══ SOURCE MATERIAL

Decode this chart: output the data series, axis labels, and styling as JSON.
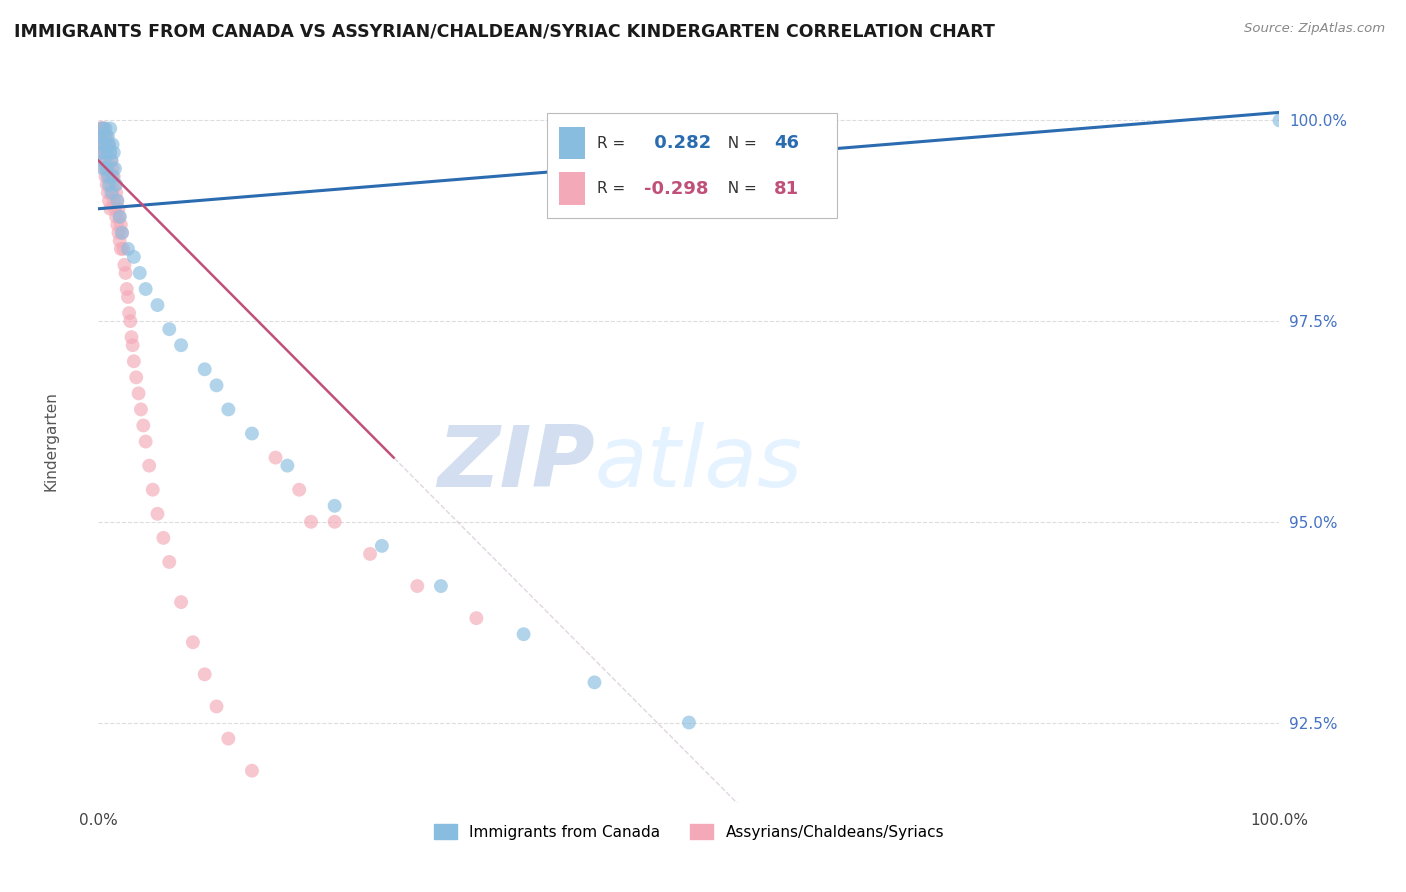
{
  "title": "IMMIGRANTS FROM CANADA VS ASSYRIAN/CHALDEAN/SYRIAC KINDERGARTEN CORRELATION CHART",
  "source": "Source: ZipAtlas.com",
  "ylabel": "Kindergarten",
  "ytick_labels": [
    "100.0%",
    "97.5%",
    "95.0%",
    "92.5%"
  ],
  "ytick_values": [
    1.0,
    0.975,
    0.95,
    0.925
  ],
  "legend_label1": "Immigrants from Canada",
  "legend_label2": "Assyrians/Chaldeans/Syriacs",
  "R_blue": 0.282,
  "N_blue": 46,
  "R_pink": -0.298,
  "N_pink": 81,
  "color_blue": "#89bde0",
  "color_pink": "#f4a9b8",
  "color_blue_line": "#2b6cb0",
  "color_pink_line": "#c0507a",
  "color_pink_dash": "#ccbbcc",
  "watermark_zip": "ZIP",
  "watermark_atlas": "atlas",
  "xlim": [
    0.0,
    1.0
  ],
  "ylim": [
    0.915,
    1.005
  ],
  "background_color": "#ffffff",
  "grid_color": "#dddddd",
  "blue_x": [
    0.002,
    0.003,
    0.003,
    0.004,
    0.004,
    0.005,
    0.005,
    0.006,
    0.006,
    0.007,
    0.007,
    0.008,
    0.008,
    0.009,
    0.009,
    0.01,
    0.01,
    0.011,
    0.011,
    0.012,
    0.012,
    0.013,
    0.014,
    0.015,
    0.016,
    0.018,
    0.02,
    0.025,
    0.03,
    0.035,
    0.04,
    0.05,
    0.06,
    0.07,
    0.09,
    0.1,
    0.11,
    0.13,
    0.16,
    0.2,
    0.24,
    0.29,
    0.36,
    0.42,
    0.5,
    1.0
  ],
  "blue_y": [
    0.998,
    0.996,
    0.999,
    0.997,
    0.994,
    0.998,
    0.995,
    0.997,
    0.999,
    0.996,
    0.994,
    0.998,
    0.993,
    0.997,
    0.992,
    0.996,
    0.999,
    0.995,
    0.991,
    0.997,
    0.993,
    0.996,
    0.994,
    0.992,
    0.99,
    0.988,
    0.986,
    0.984,
    0.983,
    0.981,
    0.979,
    0.977,
    0.974,
    0.972,
    0.969,
    0.967,
    0.964,
    0.961,
    0.957,
    0.952,
    0.947,
    0.942,
    0.936,
    0.93,
    0.925,
    1.0
  ],
  "pink_x": [
    0.001,
    0.001,
    0.002,
    0.002,
    0.002,
    0.003,
    0.003,
    0.003,
    0.004,
    0.004,
    0.004,
    0.005,
    0.005,
    0.005,
    0.006,
    0.006,
    0.006,
    0.007,
    0.007,
    0.007,
    0.008,
    0.008,
    0.008,
    0.009,
    0.009,
    0.009,
    0.01,
    0.01,
    0.01,
    0.011,
    0.011,
    0.012,
    0.012,
    0.013,
    0.013,
    0.014,
    0.014,
    0.015,
    0.015,
    0.016,
    0.016,
    0.017,
    0.017,
    0.018,
    0.018,
    0.019,
    0.019,
    0.02,
    0.021,
    0.022,
    0.023,
    0.024,
    0.025,
    0.026,
    0.027,
    0.028,
    0.029,
    0.03,
    0.032,
    0.034,
    0.036,
    0.038,
    0.04,
    0.043,
    0.046,
    0.05,
    0.055,
    0.06,
    0.07,
    0.08,
    0.09,
    0.1,
    0.11,
    0.13,
    0.15,
    0.17,
    0.2,
    0.23,
    0.27,
    0.32,
    0.18
  ],
  "pink_y": [
    0.999,
    0.997,
    0.999,
    0.998,
    0.996,
    0.999,
    0.998,
    0.996,
    0.999,
    0.997,
    0.995,
    0.999,
    0.997,
    0.994,
    0.998,
    0.996,
    0.993,
    0.998,
    0.995,
    0.992,
    0.997,
    0.994,
    0.991,
    0.997,
    0.993,
    0.99,
    0.996,
    0.993,
    0.989,
    0.995,
    0.992,
    0.994,
    0.991,
    0.993,
    0.99,
    0.992,
    0.989,
    0.991,
    0.988,
    0.99,
    0.987,
    0.989,
    0.986,
    0.988,
    0.985,
    0.987,
    0.984,
    0.986,
    0.984,
    0.982,
    0.981,
    0.979,
    0.978,
    0.976,
    0.975,
    0.973,
    0.972,
    0.97,
    0.968,
    0.966,
    0.964,
    0.962,
    0.96,
    0.957,
    0.954,
    0.951,
    0.948,
    0.945,
    0.94,
    0.935,
    0.931,
    0.927,
    0.923,
    0.919,
    0.958,
    0.954,
    0.95,
    0.946,
    0.942,
    0.938,
    0.95
  ]
}
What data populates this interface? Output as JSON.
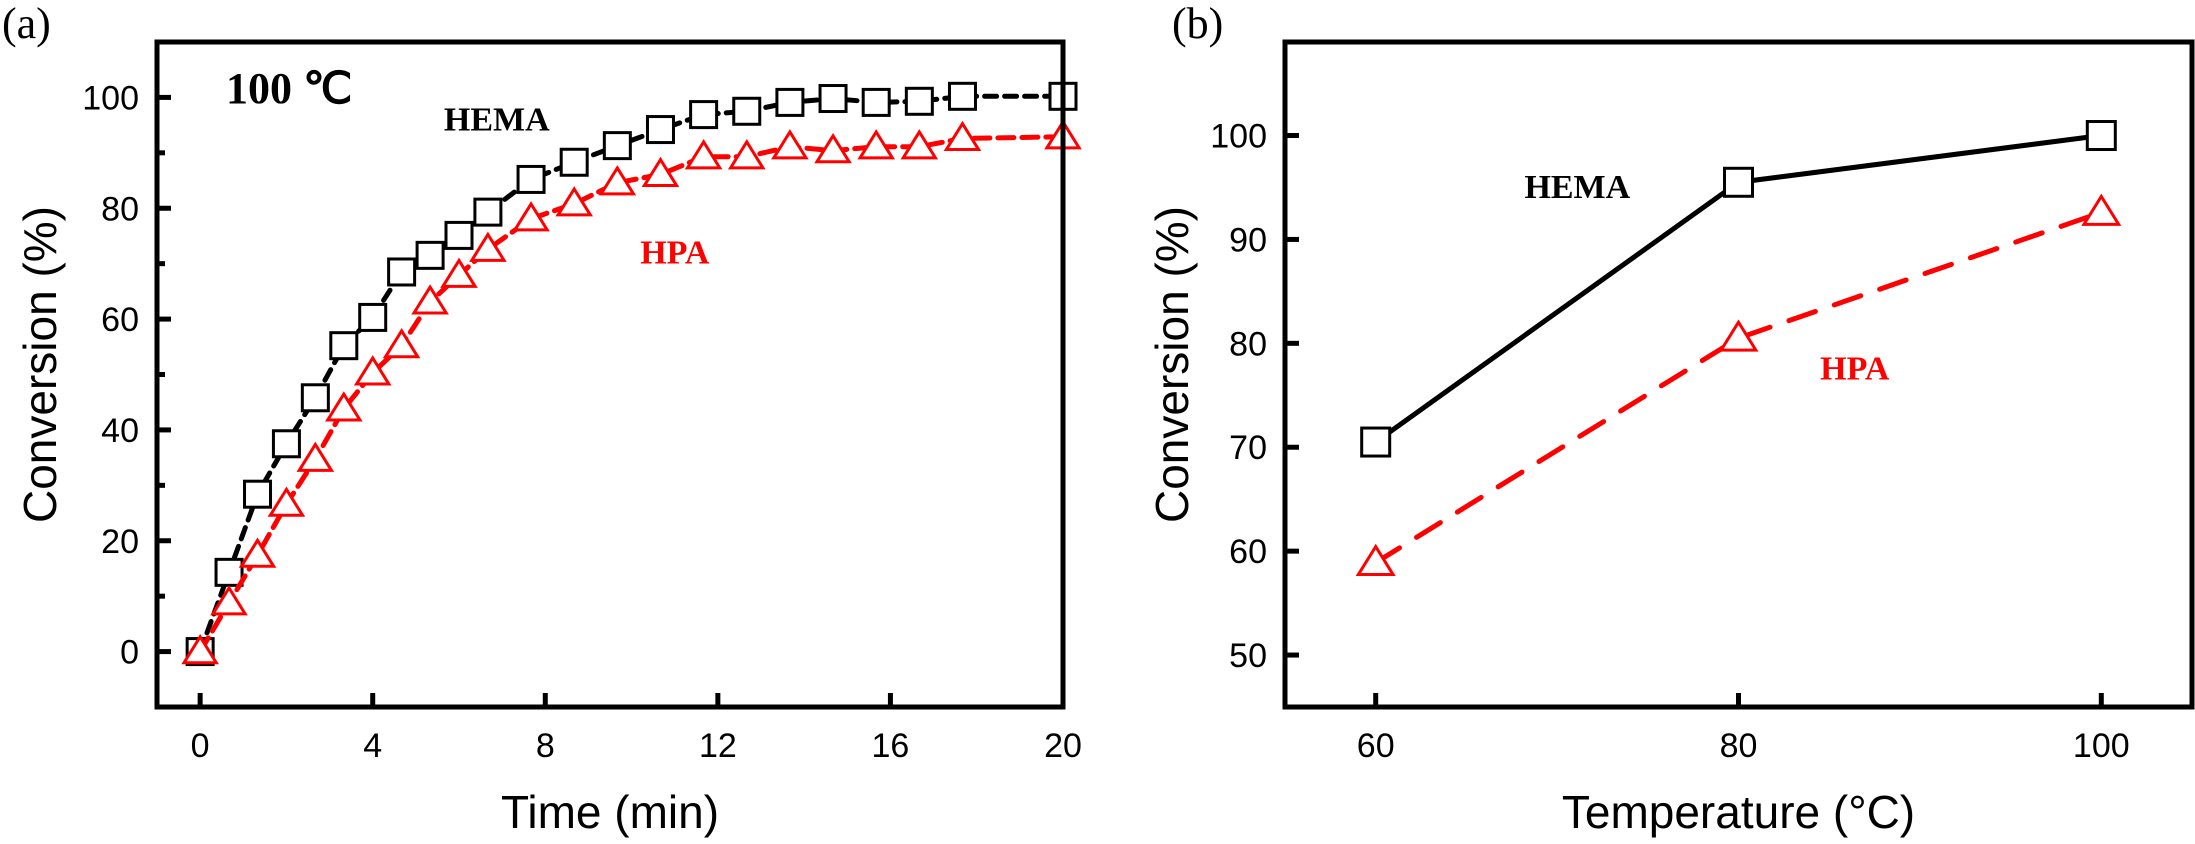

════

(INSTRUCTION)
Output an exact copy of the material, with the pictures removed.

(ANSWER)
Decode this chart: output the data series, axis labels, and styling as JSON.
{
  "title": "IMMIGRANTS FROM CANADA VS ASSYRIAN/CHALDEAN/SYRIAC KINDERGARTEN CORRELATION CHART",
  "source": "Source: ZipAtlas.com",
  "ylabel": "Kindergarten",
  "ytick_labels": [
    "100.0%",
    "97.5%",
    "95.0%",
    "92.5%"
  ],
  "ytick_values": [
    1.0,
    0.975,
    0.95,
    0.925
  ],
  "legend_label1": "Immigrants from Canada",
  "legend_label2": "Assyrians/Chaldeans/Syriacs",
  "R_blue": 0.282,
  "N_blue": 46,
  "R_pink": -0.298,
  "N_pink": 81,
  "color_blue": "#89bde0",
  "color_pink": "#f4a9b8",
  "color_blue_line": "#2b6cb0",
  "color_pink_line": "#c0507a",
  "color_pink_dash": "#ccbbcc",
  "watermark_zip": "ZIP",
  "watermark_atlas": "atlas",
  "xlim": [
    0.0,
    1.0
  ],
  "ylim": [
    0.915,
    1.005
  ],
  "background_color": "#ffffff",
  "grid_color": "#dddddd",
  "blue_x": [
    0.002,
    0.003,
    0.003,
    0.004,
    0.004,
    0.005,
    0.005,
    0.006,
    0.006,
    0.007,
    0.007,
    0.008,
    0.008,
    0.009,
    0.009,
    0.01,
    0.01,
    0.011,
    0.011,
    0.012,
    0.012,
    0.013,
    0.014,
    0.015,
    0.016,
    0.018,
    0.02,
    0.025,
    0.03,
    0.035,
    0.04,
    0.05,
    0.06,
    0.07,
    0.09,
    0.1,
    0.11,
    0.13,
    0.16,
    0.2,
    0.24,
    0.29,
    0.36,
    0.42,
    0.5,
    1.0
  ],
  "blue_y": [
    0.998,
    0.996,
    0.999,
    0.997,
    0.994,
    0.998,
    0.995,
    0.997,
    0.999,
    0.996,
    0.994,
    0.998,
    0.993,
    0.997,
    0.992,
    0.996,
    0.999,
    0.995,
    0.991,
    0.997,
    0.993,
    0.996,
    0.994,
    0.992,
    0.99,
    0.988,
    0.986,
    0.984,
    0.983,
    0.981,
    0.979,
    0.977,
    0.974,
    0.972,
    0.969,
    0.967,
    0.964,
    0.961,
    0.957,
    0.952,
    0.947,
    0.942,
    0.936,
    0.93,
    0.925,
    1.0
  ],
  "pink_x": [
    0.001,
    0.001,
    0.002,
    0.002,
    0.002,
    0.003,
    0.003,
    0.003,
    0.004,
    0.004,
    0.004,
    0.005,
    0.005,
    0.005,
    0.006,
    0.006,
    0.006,
    0.007,
    0.007,
    0.007,
    0.008,
    0.008,
    0.008,
    0.009,
    0.009,
    0.009,
    0.01,
    0.01,
    0.01,
    0.011,
    0.011,
    0.012,
    0.012,
    0.013,
    0.013,
    0.014,
    0.014,
    0.015,
    0.015,
    0.016,
    0.016,
    0.017,
    0.017,
    0.018,
    0.018,
    0.019,
    0.019,
    0.02,
    0.021,
    0.022,
    0.023,
    0.024,
    0.025,
    0.026,
    0.027,
    0.028,
    0.029,
    0.03,
    0.032,
    0.034,
    0.036,
    0.038,
    0.04,
    0.043,
    0.046,
    0.05,
    0.055,
    0.06,
    0.07,
    0.08,
    0.09,
    0.1,
    0.11,
    0.13,
    0.15,
    0.17,
    0.2,
    0.23,
    0.27,
    0.32,
    0.18
  ],
  "pink_y": [
    0.999,
    0.997,
    0.999,
    0.998,
    0.996,
    0.999,
    0.998,
    0.996,
    0.999,
    0.997,
    0.995,
    0.999,
    0.997,
    0.994,
    0.998,
    0.996,
    0.993,
    0.998,
    0.995,
    0.992,
    0.997,
    0.994,
    0.991,
    0.997,
    0.993,
    0.99,
    0.996,
    0.993,
    0.989,
    0.995,
    0.992,
    0.994,
    0.991,
    0.993,
    0.99,
    0.992,
    0.989,
    0.991,
    0.988,
    0.99,
    0.987,
    0.989,
    0.986,
    0.988,
    0.985,
    0.987,
    0.984,
    0.986,
    0.984,
    0.982,
    0.981,
    0.979,
    0.978,
    0.976,
    0.975,
    0.973,
    0.972,
    0.97,
    0.968,
    0.966,
    0.964,
    0.962,
    0.96,
    0.957,
    0.954,
    0.951,
    0.948,
    0.945,
    0.94,
    0.935,
    0.931,
    0.927,
    0.923,
    0.919,
    0.958,
    0.954,
    0.95,
    0.946,
    0.942,
    0.938,
    0.95
  ]
}
What data populates this interface? Output as JSON.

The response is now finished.